Say how many lines of the material below contain the word "مراعاة", with no other words.
[start]
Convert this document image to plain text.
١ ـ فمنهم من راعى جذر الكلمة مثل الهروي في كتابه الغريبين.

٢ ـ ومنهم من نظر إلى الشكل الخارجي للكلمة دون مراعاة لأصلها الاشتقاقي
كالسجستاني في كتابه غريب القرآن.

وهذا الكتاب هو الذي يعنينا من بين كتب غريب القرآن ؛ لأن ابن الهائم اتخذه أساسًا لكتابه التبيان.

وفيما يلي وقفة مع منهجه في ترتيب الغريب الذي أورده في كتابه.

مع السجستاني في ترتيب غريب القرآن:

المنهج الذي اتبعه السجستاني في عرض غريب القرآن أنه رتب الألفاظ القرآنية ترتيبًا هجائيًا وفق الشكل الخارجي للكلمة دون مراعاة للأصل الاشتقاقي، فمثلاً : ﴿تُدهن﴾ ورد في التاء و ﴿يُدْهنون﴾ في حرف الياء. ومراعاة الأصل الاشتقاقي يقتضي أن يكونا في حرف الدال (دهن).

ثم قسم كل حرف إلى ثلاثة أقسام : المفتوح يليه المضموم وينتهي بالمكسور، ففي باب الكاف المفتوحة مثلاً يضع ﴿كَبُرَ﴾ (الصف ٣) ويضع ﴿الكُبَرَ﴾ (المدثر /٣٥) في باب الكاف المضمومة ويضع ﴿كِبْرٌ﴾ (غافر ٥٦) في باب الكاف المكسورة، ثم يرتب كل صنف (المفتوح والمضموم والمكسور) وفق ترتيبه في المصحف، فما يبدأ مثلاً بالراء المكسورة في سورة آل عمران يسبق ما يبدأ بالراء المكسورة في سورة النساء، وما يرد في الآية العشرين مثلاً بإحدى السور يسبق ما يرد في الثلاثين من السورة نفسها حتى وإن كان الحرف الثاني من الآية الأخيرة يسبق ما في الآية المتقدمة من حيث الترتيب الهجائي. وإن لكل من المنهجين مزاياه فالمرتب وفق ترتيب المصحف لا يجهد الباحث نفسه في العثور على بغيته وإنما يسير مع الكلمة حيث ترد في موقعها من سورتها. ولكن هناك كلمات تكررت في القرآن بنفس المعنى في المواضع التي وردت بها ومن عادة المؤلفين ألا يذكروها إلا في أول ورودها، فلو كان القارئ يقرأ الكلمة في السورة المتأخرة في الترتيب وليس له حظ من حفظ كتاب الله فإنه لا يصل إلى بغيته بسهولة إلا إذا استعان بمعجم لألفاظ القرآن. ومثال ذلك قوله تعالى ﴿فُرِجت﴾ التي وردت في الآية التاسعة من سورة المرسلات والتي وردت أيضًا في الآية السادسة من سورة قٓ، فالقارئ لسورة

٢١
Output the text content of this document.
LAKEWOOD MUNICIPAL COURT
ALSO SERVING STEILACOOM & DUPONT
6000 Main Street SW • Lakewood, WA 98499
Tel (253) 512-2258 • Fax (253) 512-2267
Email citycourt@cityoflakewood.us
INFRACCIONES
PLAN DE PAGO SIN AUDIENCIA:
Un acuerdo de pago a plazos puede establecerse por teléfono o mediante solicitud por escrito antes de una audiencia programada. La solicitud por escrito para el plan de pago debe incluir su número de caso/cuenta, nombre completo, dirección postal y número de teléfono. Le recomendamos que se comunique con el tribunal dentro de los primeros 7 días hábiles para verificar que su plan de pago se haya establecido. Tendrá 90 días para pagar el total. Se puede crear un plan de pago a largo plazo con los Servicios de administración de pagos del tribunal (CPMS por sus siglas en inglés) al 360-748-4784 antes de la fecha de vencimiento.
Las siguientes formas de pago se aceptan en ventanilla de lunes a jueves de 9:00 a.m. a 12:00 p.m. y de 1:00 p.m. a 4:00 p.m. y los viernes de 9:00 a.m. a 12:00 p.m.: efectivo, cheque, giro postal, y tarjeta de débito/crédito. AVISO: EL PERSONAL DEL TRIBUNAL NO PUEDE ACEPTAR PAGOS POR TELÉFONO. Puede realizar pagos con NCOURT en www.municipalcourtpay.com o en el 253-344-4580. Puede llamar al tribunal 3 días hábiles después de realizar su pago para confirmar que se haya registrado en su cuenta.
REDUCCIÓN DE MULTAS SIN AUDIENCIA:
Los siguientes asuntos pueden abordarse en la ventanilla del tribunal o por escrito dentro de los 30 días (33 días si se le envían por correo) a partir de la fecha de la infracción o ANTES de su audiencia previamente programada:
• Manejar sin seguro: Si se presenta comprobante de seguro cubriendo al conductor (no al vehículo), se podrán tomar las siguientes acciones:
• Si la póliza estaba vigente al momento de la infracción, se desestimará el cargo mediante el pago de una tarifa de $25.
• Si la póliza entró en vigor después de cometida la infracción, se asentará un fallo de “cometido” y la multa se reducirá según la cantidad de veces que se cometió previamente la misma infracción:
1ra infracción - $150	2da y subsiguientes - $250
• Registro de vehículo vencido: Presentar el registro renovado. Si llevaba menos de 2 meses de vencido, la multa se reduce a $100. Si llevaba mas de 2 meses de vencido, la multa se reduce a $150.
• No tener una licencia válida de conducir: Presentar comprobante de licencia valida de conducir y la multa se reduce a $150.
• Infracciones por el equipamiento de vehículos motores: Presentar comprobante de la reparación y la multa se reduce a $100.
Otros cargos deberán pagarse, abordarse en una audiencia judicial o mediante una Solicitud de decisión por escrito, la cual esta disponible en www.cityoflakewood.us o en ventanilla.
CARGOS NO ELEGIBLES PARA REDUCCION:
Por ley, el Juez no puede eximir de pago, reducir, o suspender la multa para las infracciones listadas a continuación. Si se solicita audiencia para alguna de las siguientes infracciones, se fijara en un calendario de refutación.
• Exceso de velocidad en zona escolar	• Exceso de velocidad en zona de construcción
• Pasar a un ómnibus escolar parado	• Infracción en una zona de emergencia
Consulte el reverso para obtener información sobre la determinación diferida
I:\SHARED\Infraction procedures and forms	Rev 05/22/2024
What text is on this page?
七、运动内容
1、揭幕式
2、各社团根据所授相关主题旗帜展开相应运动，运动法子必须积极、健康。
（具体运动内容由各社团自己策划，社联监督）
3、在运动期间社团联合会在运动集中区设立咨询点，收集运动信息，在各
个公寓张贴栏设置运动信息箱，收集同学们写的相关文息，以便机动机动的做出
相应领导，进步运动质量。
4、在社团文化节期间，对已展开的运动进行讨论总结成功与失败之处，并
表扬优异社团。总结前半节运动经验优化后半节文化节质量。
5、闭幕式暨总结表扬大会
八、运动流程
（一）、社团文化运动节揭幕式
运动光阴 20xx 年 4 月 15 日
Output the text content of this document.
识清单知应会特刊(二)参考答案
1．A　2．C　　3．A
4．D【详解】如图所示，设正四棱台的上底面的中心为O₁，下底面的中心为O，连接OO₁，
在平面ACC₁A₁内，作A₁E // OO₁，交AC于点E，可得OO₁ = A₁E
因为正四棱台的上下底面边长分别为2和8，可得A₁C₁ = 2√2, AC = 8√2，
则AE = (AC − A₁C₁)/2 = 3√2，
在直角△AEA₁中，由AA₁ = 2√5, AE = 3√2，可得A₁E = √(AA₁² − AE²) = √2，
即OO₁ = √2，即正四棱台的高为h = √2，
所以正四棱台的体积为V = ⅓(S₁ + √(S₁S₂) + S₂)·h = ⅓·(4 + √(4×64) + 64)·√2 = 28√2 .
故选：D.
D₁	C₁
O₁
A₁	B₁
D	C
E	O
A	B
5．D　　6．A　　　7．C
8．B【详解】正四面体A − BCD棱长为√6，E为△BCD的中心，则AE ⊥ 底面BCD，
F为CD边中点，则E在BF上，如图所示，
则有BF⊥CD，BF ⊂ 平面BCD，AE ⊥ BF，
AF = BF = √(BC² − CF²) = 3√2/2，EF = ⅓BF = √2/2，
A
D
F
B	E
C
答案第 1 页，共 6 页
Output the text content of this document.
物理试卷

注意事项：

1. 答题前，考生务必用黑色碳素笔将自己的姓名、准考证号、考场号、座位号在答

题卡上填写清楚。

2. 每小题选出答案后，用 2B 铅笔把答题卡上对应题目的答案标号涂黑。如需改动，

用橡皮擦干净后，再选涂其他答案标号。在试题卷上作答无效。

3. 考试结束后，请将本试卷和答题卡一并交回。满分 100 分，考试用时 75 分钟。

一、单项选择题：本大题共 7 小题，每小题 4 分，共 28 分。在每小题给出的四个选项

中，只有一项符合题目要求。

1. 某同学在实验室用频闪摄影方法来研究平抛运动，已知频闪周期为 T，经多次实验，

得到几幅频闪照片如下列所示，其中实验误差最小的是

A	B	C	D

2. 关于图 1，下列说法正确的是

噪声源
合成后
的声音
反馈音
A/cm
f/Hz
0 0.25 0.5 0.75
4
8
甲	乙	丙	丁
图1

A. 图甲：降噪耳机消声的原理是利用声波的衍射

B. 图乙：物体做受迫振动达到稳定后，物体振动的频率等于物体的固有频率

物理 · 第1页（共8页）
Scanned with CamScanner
[end]
[Full output]: 2